# Exercise requirements:
Below are some records; give them all again exactly, but not the pictures.

# Exercise material:

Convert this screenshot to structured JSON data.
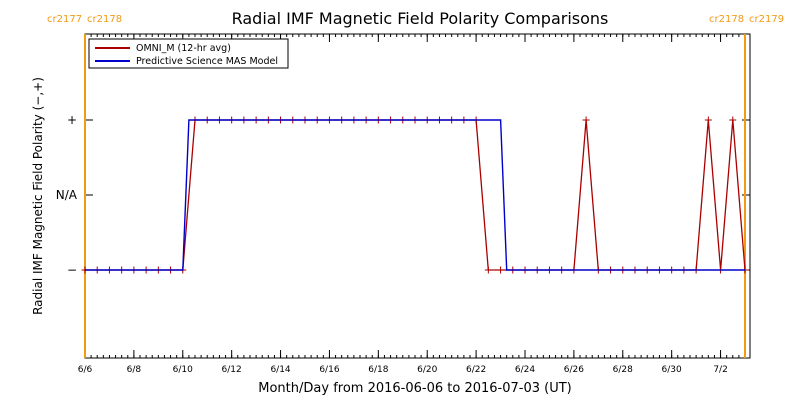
{
  "chart_data": {
    "type": "line",
    "title": "Radial IMF Magnetic Field Polarity Comparisons",
    "xlabel": "Month/Day from 2016-06-06 to 2016-07-03 (UT)",
    "ylabel": "Radial IMF Magnetic Field Polarity (−,+)",
    "xlim": [
      "2016-06-06T00:00",
      "2016-07-03T00:00"
    ],
    "x_ticks": [
      {
        "x": "2016-06-06",
        "label": "6/6"
      },
      {
        "x": "2016-06-08",
        "label": "6/8"
      },
      {
        "x": "2016-06-10",
        "label": "6/10"
      },
      {
        "x": "2016-06-12",
        "label": "6/12"
      },
      {
        "x": "2016-06-14",
        "label": "6/14"
      },
      {
        "x": "2016-06-16",
        "label": "6/16"
      },
      {
        "x": "2016-06-18",
        "label": "6/18"
      },
      {
        "x": "2016-06-20",
        "label": "6/20"
      },
      {
        "x": "2016-06-22",
        "label": "6/22"
      },
      {
        "x": "2016-06-24",
        "label": "6/24"
      },
      {
        "x": "2016-06-26",
        "label": "6/26"
      },
      {
        "x": "2016-06-28",
        "label": "6/28"
      },
      {
        "x": "2016-06-30",
        "label": "6/30"
      },
      {
        "x": "2016-07-02",
        "label": "7/2"
      }
    ],
    "y_categories": [
      "−",
      "N/A",
      "+"
    ],
    "legend_position": "top-left",
    "series": [
      {
        "name": "OMNI_M (12-hr avg)",
        "color": "#aa0000",
        "markers": true,
        "points": [
          [
            "2016-06-06T00:00",
            "−"
          ],
          [
            "2016-06-06T12:00",
            "−"
          ],
          [
            "2016-06-07T00:00",
            "−"
          ],
          [
            "2016-06-07T12:00",
            "−"
          ],
          [
            "2016-06-08T00:00",
            "−"
          ],
          [
            "2016-06-08T12:00",
            "−"
          ],
          [
            "2016-06-09T00:00",
            "−"
          ],
          [
            "2016-06-09T12:00",
            "−"
          ],
          [
            "2016-06-10T00:00",
            "−"
          ],
          [
            "2016-06-10T12:00",
            "+"
          ],
          [
            "2016-06-11T00:00",
            "+"
          ],
          [
            "2016-06-11T12:00",
            "+"
          ],
          [
            "2016-06-12T00:00",
            "+"
          ],
          [
            "2016-06-12T12:00",
            "+"
          ],
          [
            "2016-06-13T00:00",
            "+"
          ],
          [
            "2016-06-13T12:00",
            "+"
          ],
          [
            "2016-06-14T00:00",
            "+"
          ],
          [
            "2016-06-14T12:00",
            "+"
          ],
          [
            "2016-06-15T00:00",
            "+"
          ],
          [
            "2016-06-15T12:00",
            "+"
          ],
          [
            "2016-06-16T00:00",
            "+"
          ],
          [
            "2016-06-16T12:00",
            "+"
          ],
          [
            "2016-06-17T00:00",
            "+"
          ],
          [
            "2016-06-17T12:00",
            "+"
          ],
          [
            "2016-06-18T00:00",
            "+"
          ],
          [
            "2016-06-18T12:00",
            "+"
          ],
          [
            "2016-06-19T00:00",
            "+"
          ],
          [
            "2016-06-19T12:00",
            "+"
          ],
          [
            "2016-06-20T00:00",
            "+"
          ],
          [
            "2016-06-20T12:00",
            "+"
          ],
          [
            "2016-06-21T00:00",
            "+"
          ],
          [
            "2016-06-21T12:00",
            "+"
          ],
          [
            "2016-06-22T00:00",
            "+"
          ],
          [
            "2016-06-22T12:00",
            "−"
          ],
          [
            "2016-06-23T00:00",
            "−"
          ],
          [
            "2016-06-23T12:00",
            "−"
          ],
          [
            "2016-06-24T00:00",
            "−"
          ],
          [
            "2016-06-24T12:00",
            "−"
          ],
          [
            "2016-06-25T00:00",
            "−"
          ],
          [
            "2016-06-25T12:00",
            "−"
          ],
          [
            "2016-06-26T00:00",
            "−"
          ],
          [
            "2016-06-26T12:00",
            "+"
          ],
          [
            "2016-06-27T00:00",
            "−"
          ],
          [
            "2016-06-27T12:00",
            "−"
          ],
          [
            "2016-06-28T00:00",
            "−"
          ],
          [
            "2016-06-28T12:00",
            "−"
          ],
          [
            "2016-06-29T00:00",
            "−"
          ],
          [
            "2016-06-29T12:00",
            "−"
          ],
          [
            "2016-06-30T00:00",
            "−"
          ],
          [
            "2016-06-30T12:00",
            "−"
          ],
          [
            "2016-07-01T00:00",
            "−"
          ],
          [
            "2016-07-01T12:00",
            "+"
          ],
          [
            "2016-07-02T00:00",
            "−"
          ],
          [
            "2016-07-02T12:00",
            "+"
          ],
          [
            "2016-07-03T00:00",
            "−"
          ]
        ]
      },
      {
        "name": "Predictive Science MAS Model",
        "color": "#0000cc",
        "markers": false,
        "points": [
          [
            "2016-06-06T00:00",
            "−"
          ],
          [
            "2016-06-10T00:00",
            "−"
          ],
          [
            "2016-06-10T06:00",
            "+"
          ],
          [
            "2016-06-23T00:00",
            "+"
          ],
          [
            "2016-06-23T06:00",
            "−"
          ],
          [
            "2016-07-03T00:00",
            "−"
          ]
        ]
      }
    ],
    "carrington_markers": [
      {
        "x": "2016-06-06T00:00",
        "left_label": "cr2177",
        "right_label": "cr2178"
      },
      {
        "x": "2016-07-03T00:00",
        "left_label": "cr2178",
        "right_label": "cr2179"
      }
    ],
    "marker_color": "#f29a14"
  }
}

# Solution:
Convert this screenshot to structured JSON data.
{
  "chart_data": {
    "type": "line",
    "title": "Radial IMF Magnetic Field Polarity Comparisons",
    "xlabel": "Month/Day from 2016-06-06 to 2016-07-03 (UT)",
    "ylabel": "Radial IMF Magnetic Field Polarity (−,+)",
    "xlim": [
      "2016-06-06T00:00",
      "2016-07-03T00:00"
    ],
    "x_ticks": [
      {
        "x": "2016-06-06",
        "label": "6/6"
      },
      {
        "x": "2016-06-08",
        "label": "6/8"
      },
      {
        "x": "2016-06-10",
        "label": "6/10"
      },
      {
        "x": "2016-06-12",
        "label": "6/12"
      },
      {
        "x": "2016-06-14",
        "label": "6/14"
      },
      {
        "x": "2016-06-16",
        "label": "6/16"
      },
      {
        "x": "2016-06-18",
        "label": "6/18"
      },
      {
        "x": "2016-06-20",
        "label": "6/20"
      },
      {
        "x": "2016-06-22",
        "label": "6/22"
      },
      {
        "x": "2016-06-24",
        "label": "6/24"
      },
      {
        "x": "2016-06-26",
        "label": "6/26"
      },
      {
        "x": "2016-06-28",
        "label": "6/28"
      },
      {
        "x": "2016-06-30",
        "label": "6/30"
      },
      {
        "x": "2016-07-02",
        "label": "7/2"
      }
    ],
    "y_categories": [
      "−",
      "N/A",
      "+"
    ],
    "legend_position": "top-left",
    "series": [
      {
        "name": "OMNI_M (12-hr avg)",
        "color": "#aa0000",
        "markers": true,
        "points": [
          [
            "2016-06-06T00:00",
            "−"
          ],
          [
            "2016-06-06T12:00",
            "−"
          ],
          [
            "2016-06-07T00:00",
            "−"
          ],
          [
            "2016-06-07T12:00",
            "−"
          ],
          [
            "2016-06-08T00:00",
            "−"
          ],
          [
            "2016-06-08T12:00",
            "−"
          ],
          [
            "2016-06-09T00:00",
            "−"
          ],
          [
            "2016-06-09T12:00",
            "−"
          ],
          [
            "2016-06-10T00:00",
            "−"
          ],
          [
            "2016-06-10T12:00",
            "+"
          ],
          [
            "2016-06-11T00:00",
            "+"
          ],
          [
            "2016-06-11T12:00",
            "+"
          ],
          [
            "2016-06-12T00:00",
            "+"
          ],
          [
            "2016-06-12T12:00",
            "+"
          ],
          [
            "2016-06-13T00:00",
            "+"
          ],
          [
            "2016-06-13T12:00",
            "+"
          ],
          [
            "2016-06-14T00:00",
            "+"
          ],
          [
            "2016-06-14T12:00",
            "+"
          ],
          [
            "2016-06-15T00:00",
            "+"
          ],
          [
            "2016-06-15T12:00",
            "+"
          ],
          [
            "2016-06-16T00:00",
            "+"
          ],
          [
            "2016-06-16T12:00",
            "+"
          ],
          [
            "2016-06-17T00:00",
            "+"
          ],
          [
            "2016-06-17T12:00",
            "+"
          ],
          [
            "2016-06-18T00:00",
            "+"
          ],
          [
            "2016-06-18T12:00",
            "+"
          ],
          [
            "2016-06-19T00:00",
            "+"
          ],
          [
            "2016-06-19T12:00",
            "+"
          ],
          [
            "2016-06-20T00:00",
            "+"
          ],
          [
            "2016-06-20T12:00",
            "+"
          ],
          [
            "2016-06-21T00:00",
            "+"
          ],
          [
            "2016-06-21T12:00",
            "+"
          ],
          [
            "2016-06-22T00:00",
            "+"
          ],
          [
            "2016-06-22T12:00",
            "−"
          ],
          [
            "2016-06-23T00:00",
            "−"
          ],
          [
            "2016-06-23T12:00",
            "−"
          ],
          [
            "2016-06-24T00:00",
            "−"
          ],
          [
            "2016-06-24T12:00",
            "−"
          ],
          [
            "2016-06-25T00:00",
            "−"
          ],
          [
            "2016-06-25T12:00",
            "−"
          ],
          [
            "2016-06-26T00:00",
            "−"
          ],
          [
            "2016-06-26T12:00",
            "+"
          ],
          [
            "2016-06-27T00:00",
            "−"
          ],
          [
            "2016-06-27T12:00",
            "−"
          ],
          [
            "2016-06-28T00:00",
            "−"
          ],
          [
            "2016-06-28T12:00",
            "−"
          ],
          [
            "2016-06-29T00:00",
            "−"
          ],
          [
            "2016-06-29T12:00",
            "−"
          ],
          [
            "2016-06-30T00:00",
            "−"
          ],
          [
            "2016-06-30T12:00",
            "−"
          ],
          [
            "2016-07-01T00:00",
            "−"
          ],
          [
            "2016-07-01T12:00",
            "+"
          ],
          [
            "2016-07-02T00:00",
            "−"
          ],
          [
            "2016-07-02T12:00",
            "+"
          ],
          [
            "2016-07-03T00:00",
            "−"
          ]
        ]
      },
      {
        "name": "Predictive Science MAS Model",
        "color": "#0000cc",
        "markers": false,
        "points": [
          [
            "2016-06-06T00:00",
            "−"
          ],
          [
            "2016-06-10T00:00",
            "−"
          ],
          [
            "2016-06-10T06:00",
            "+"
          ],
          [
            "2016-06-23T00:00",
            "+"
          ],
          [
            "2016-06-23T06:00",
            "−"
          ],
          [
            "2016-07-03T00:00",
            "−"
          ]
        ]
      }
    ],
    "carrington_markers": [
      {
        "x": "2016-06-06T00:00",
        "left_label": "cr2177",
        "right_label": "cr2178"
      },
      {
        "x": "2016-07-03T00:00",
        "left_label": "cr2178",
        "right_label": "cr2179"
      }
    ],
    "marker_color": "#f29a14"
  }
}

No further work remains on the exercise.